-- BEGIN --

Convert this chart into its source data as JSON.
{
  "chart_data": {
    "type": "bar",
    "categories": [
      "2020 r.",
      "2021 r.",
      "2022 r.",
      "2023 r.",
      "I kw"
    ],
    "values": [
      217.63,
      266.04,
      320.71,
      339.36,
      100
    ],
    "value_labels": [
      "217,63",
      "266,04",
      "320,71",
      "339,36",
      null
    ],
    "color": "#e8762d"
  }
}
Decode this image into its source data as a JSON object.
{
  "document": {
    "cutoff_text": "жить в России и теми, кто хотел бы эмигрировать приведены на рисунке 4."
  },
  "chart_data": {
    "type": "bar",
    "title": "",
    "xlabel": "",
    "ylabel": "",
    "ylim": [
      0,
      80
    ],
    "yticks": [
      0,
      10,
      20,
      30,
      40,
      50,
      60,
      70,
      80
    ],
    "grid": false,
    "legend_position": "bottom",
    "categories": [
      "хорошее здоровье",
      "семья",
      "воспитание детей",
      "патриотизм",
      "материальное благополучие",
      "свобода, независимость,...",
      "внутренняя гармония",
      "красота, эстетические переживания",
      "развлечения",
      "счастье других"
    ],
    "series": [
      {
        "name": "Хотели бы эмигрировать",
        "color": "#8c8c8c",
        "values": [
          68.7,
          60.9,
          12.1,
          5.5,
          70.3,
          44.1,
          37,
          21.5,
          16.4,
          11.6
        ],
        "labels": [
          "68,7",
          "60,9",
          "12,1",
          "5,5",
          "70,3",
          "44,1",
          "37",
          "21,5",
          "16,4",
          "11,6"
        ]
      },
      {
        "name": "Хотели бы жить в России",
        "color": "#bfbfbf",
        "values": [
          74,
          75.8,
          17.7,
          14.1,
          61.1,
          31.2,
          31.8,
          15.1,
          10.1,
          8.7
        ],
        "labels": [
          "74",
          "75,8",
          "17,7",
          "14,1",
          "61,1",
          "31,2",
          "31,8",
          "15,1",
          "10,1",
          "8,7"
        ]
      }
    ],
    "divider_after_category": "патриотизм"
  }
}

-- END --

» TASK PROMPT:
Look through the entries and find each line that has the string "Хотели". Copy those lines.

» TASK OUTPUT:
        "name": "Хотели бы эмигрировать",
        "name": "Хотели бы жить в России",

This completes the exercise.